WHAT YOU WILL DO
Each record below should be repeated precisely as written.

SUPPLIED ENTRIES
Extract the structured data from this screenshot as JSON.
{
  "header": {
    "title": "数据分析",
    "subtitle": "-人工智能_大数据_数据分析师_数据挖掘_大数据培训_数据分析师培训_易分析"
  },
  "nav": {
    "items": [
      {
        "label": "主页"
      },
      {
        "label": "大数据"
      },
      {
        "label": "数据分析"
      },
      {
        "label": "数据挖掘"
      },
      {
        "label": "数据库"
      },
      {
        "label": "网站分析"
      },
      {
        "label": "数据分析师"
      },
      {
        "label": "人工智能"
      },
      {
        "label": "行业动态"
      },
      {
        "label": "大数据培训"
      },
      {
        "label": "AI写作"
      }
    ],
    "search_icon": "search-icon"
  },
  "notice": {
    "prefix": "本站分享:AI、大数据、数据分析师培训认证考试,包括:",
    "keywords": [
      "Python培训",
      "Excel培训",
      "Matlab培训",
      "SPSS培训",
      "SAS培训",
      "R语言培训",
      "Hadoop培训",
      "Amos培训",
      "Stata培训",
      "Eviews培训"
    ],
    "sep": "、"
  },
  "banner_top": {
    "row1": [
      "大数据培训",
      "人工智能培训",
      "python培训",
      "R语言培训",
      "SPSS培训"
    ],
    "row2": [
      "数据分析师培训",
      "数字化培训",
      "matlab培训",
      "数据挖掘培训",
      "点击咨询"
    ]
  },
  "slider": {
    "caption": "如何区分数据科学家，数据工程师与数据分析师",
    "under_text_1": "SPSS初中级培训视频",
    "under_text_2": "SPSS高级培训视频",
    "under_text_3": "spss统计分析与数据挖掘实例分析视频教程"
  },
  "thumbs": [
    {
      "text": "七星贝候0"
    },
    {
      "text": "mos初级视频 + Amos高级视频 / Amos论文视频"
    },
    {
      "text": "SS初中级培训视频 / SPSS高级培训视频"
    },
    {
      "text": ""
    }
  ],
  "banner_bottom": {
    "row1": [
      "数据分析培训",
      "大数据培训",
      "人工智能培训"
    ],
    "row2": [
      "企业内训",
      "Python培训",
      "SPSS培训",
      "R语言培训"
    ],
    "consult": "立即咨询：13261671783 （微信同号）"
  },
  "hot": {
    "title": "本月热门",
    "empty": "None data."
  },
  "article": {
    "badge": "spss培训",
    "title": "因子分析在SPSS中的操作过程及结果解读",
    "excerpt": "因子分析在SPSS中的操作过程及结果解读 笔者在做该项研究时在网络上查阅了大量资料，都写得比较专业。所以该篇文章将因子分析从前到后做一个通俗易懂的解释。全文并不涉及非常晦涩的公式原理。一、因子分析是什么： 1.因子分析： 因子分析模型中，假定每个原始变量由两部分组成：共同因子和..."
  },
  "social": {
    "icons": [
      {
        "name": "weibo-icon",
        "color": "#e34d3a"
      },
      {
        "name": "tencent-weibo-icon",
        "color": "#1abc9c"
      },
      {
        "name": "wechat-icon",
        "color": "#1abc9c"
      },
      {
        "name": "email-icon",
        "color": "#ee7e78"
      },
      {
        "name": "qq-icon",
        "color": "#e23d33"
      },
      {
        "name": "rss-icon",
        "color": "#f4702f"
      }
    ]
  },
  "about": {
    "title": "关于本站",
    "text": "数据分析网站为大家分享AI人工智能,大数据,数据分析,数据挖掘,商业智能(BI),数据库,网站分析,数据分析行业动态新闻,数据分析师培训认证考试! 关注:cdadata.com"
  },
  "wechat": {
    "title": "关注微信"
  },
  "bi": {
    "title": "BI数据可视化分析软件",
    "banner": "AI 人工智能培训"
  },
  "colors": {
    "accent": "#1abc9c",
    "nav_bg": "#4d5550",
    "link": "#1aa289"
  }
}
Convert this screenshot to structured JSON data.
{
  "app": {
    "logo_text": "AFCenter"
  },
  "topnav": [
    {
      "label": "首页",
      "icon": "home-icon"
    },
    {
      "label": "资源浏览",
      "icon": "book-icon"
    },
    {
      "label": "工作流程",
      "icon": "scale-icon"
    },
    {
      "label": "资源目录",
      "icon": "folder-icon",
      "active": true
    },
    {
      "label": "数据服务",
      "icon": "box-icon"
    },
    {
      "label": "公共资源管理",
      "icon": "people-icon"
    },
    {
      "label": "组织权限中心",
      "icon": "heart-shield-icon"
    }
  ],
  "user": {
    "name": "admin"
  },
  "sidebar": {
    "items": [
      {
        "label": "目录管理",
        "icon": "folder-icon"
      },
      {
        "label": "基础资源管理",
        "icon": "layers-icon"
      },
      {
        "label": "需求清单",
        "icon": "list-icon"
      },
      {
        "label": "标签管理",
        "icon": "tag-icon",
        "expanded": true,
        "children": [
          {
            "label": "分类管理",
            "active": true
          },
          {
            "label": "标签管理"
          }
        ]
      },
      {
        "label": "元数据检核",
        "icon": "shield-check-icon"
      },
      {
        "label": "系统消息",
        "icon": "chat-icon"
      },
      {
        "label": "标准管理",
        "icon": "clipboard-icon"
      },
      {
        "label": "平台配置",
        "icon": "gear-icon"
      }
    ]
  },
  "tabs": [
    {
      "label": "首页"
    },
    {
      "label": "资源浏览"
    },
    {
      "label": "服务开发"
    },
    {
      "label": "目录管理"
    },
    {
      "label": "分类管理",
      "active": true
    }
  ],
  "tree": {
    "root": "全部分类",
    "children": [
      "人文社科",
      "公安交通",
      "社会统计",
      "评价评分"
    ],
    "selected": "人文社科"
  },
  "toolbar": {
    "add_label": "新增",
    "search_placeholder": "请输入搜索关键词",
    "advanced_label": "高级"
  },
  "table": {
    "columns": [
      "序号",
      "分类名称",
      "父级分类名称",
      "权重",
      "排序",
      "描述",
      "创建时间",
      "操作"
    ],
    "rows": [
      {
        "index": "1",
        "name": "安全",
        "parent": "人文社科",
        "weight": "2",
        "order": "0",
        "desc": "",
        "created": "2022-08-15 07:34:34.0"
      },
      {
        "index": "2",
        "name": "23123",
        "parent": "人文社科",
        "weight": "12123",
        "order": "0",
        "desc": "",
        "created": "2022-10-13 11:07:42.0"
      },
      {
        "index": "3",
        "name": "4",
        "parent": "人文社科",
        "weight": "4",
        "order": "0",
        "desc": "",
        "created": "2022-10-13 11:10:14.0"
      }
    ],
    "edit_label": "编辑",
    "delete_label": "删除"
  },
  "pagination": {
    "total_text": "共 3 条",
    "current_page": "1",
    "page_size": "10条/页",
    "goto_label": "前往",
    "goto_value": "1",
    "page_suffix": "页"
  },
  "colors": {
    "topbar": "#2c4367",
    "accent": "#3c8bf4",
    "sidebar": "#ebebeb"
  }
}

ANSWER IN FULL
Extract the structured data from this screenshot as JSON.
{
  "header": {
    "title": "数据分析",
    "subtitle": "-人工智能_大数据_数据分析师_数据挖掘_大数据培训_数据分析师培训_易分析"
  },
  "nav": {
    "items": [
      {
        "label": "主页"
      },
      {
        "label": "大数据"
      },
      {
        "label": "数据分析"
      },
      {
        "label": "数据挖掘"
      },
      {
        "label": "数据库"
      },
      {
        "label": "网站分析"
      },
      {
        "label": "数据分析师"
      },
      {
        "label": "人工智能"
      },
      {
        "label": "行业动态"
      },
      {
        "label": "大数据培训"
      },
      {
        "label": "AI写作"
      }
    ],
    "search_icon": "search-icon"
  },
  "notice": {
    "prefix": "本站分享:AI、大数据、数据分析师培训认证考试,包括:",
    "keywords": [
      "Python培训",
      "Excel培训",
      "Matlab培训",
      "SPSS培训",
      "SAS培训",
      "R语言培训",
      "Hadoop培训",
      "Amos培训",
      "Stata培训",
      "Eviews培训"
    ],
    "sep": "、"
  },
  "banner_top": {
    "row1": [
      "大数据培训",
      "人工智能培训",
      "python培训",
      "R语言培训",
      "SPSS培训"
    ],
    "row2": [
      "数据分析师培训",
      "数字化培训",
      "matlab培训",
      "数据挖掘培训",
      "点击咨询"
    ]
  },
  "slider": {
    "caption": "如何区分数据科学家，数据工程师与数据分析师",
    "under_text_1": "SPSS初中级培训视频",
    "under_text_2": "SPSS高级培训视频",
    "under_text_3": "spss统计分析与数据挖掘实例分析视频教程"
  },
  "thumbs": [
    {
      "text": "七星贝候0"
    },
    {
      "text": "mos初级视频 + Amos高级视频 / Amos论文视频"
    },
    {
      "text": "SS初中级培训视频 / SPSS高级培训视频"
    },
    {
      "text": ""
    }
  ],
  "banner_bottom": {
    "row1": [
      "数据分析培训",
      "大数据培训",
      "人工智能培训"
    ],
    "row2": [
      "企业内训",
      "Python培训",
      "SPSS培训",
      "R语言培训"
    ],
    "consult": "立即咨询：13261671783 （微信同号）"
  },
  "hot": {
    "title": "本月热门",
    "empty": "None data."
  },
  "article": {
    "badge": "spss培训",
    "title": "因子分析在SPSS中的操作过程及结果解读",
    "excerpt": "因子分析在SPSS中的操作过程及结果解读 笔者在做该项研究时在网络上查阅了大量资料，都写得比较专业。所以该篇文章将因子分析从前到后做一个通俗易懂的解释。全文并不涉及非常晦涩的公式原理。一、因子分析是什么： 1.因子分析： 因子分析模型中，假定每个原始变量由两部分组成：共同因子和..."
  },
  "social": {
    "icons": [
      {
        "name": "weibo-icon",
        "color": "#e34d3a"
      },
      {
        "name": "tencent-weibo-icon",
        "color": "#1abc9c"
      },
      {
        "name": "wechat-icon",
        "color": "#1abc9c"
      },
      {
        "name": "email-icon",
        "color": "#ee7e78"
      },
      {
        "name": "qq-icon",
        "color": "#e23d33"
      },
      {
        "name": "rss-icon",
        "color": "#f4702f"
      }
    ]
  },
  "about": {
    "title": "关于本站",
    "text": "数据分析网站为大家分享AI人工智能,大数据,数据分析,数据挖掘,商业智能(BI),数据库,网站分析,数据分析行业动态新闻,数据分析师培训认证考试! 关注:cdadata.com"
  },
  "wechat": {
    "title": "关注微信"
  },
  "bi": {
    "title": "BI数据可视化分析软件",
    "banner": "AI 人工智能培训"
  },
  "colors": {
    "accent": "#1abc9c",
    "nav_bg": "#4d5550",
    "link": "#1aa289"
  }
}
Convert this screenshot to structured JSON data.
{
  "app": {
    "logo_text": "AFCenter"
  },
  "topnav": [
    {
      "label": "首页",
      "icon": "home-icon"
    },
    {
      "label": "资源浏览",
      "icon": "book-icon"
    },
    {
      "label": "工作流程",
      "icon": "scale-icon"
    },
    {
      "label": "资源目录",
      "icon": "folder-icon",
      "active": true
    },
    {
      "label": "数据服务",
      "icon": "box-icon"
    },
    {
      "label": "公共资源管理",
      "icon": "people-icon"
    },
    {
      "label": "组织权限中心",
      "icon": "heart-shield-icon"
    }
  ],
  "user": {
    "name": "admin"
  },
  "sidebar": {
    "items": [
      {
        "label": "目录管理",
        "icon": "folder-icon"
      },
      {
        "label": "基础资源管理",
        "icon": "layers-icon"
      },
      {
        "label": "需求清单",
        "icon": "list-icon"
      },
      {
        "label": "标签管理",
        "icon": "tag-icon",
        "expanded": true,
        "children": [
          {
            "label": "分类管理",
            "active": true
          },
          {
            "label": "标签管理"
          }
        ]
      },
      {
        "label": "元数据检核",
        "icon": "shield-check-icon"
      },
      {
        "label": "系统消息",
        "icon": "chat-icon"
      },
      {
        "label": "标准管理",
        "icon": "clipboard-icon"
      },
      {
        "label": "平台配置",
        "icon": "gear-icon"
      }
    ]
  },
  "tabs": [
    {
      "label": "首页"
    },
    {
      "label": "资源浏览"
    },
    {
      "label": "服务开发"
    },
    {
      "label": "目录管理"
    },
    {
      "label": "分类管理",
      "active": true
    }
  ],
  "tree": {
    "root": "全部分类",
    "children": [
      "人文社科",
      "公安交通",
      "社会统计",
      "评价评分"
    ],
    "selected": "人文社科"
  },
  "toolbar": {
    "add_label": "新增",
    "search_placeholder": "请输入搜索关键词",
    "advanced_label": "高级"
  },
  "table": {
    "columns": [
      "序号",
      "分类名称",
      "父级分类名称",
      "权重",
      "排序",
      "描述",
      "创建时间",
      "操作"
    ],
    "rows": [
      {
        "index": "1",
        "name": "安全",
        "parent": "人文社科",
        "weight": "2",
        "order": "0",
        "desc": "",
        "created": "2022-08-15 07:34:34.0"
      },
      {
        "index": "2",
        "name": "23123",
        "parent": "人文社科",
        "weight": "12123",
        "order": "0",
        "desc": "",
        "created": "2022-10-13 11:07:42.0"
      },
      {
        "index": "3",
        "name": "4",
        "parent": "人文社科",
        "weight": "4",
        "order": "0",
        "desc": "",
        "created": "2022-10-13 11:10:14.0"
      }
    ],
    "edit_label": "编辑",
    "delete_label": "删除"
  },
  "pagination": {
    "total_text": "共 3 条",
    "current_page": "1",
    "page_size": "10条/页",
    "goto_label": "前往",
    "goto_value": "1",
    "page_suffix": "页"
  },
  "colors": {
    "topbar": "#2c4367",
    "accent": "#3c8bf4",
    "sidebar": "#ebebeb"
  }
}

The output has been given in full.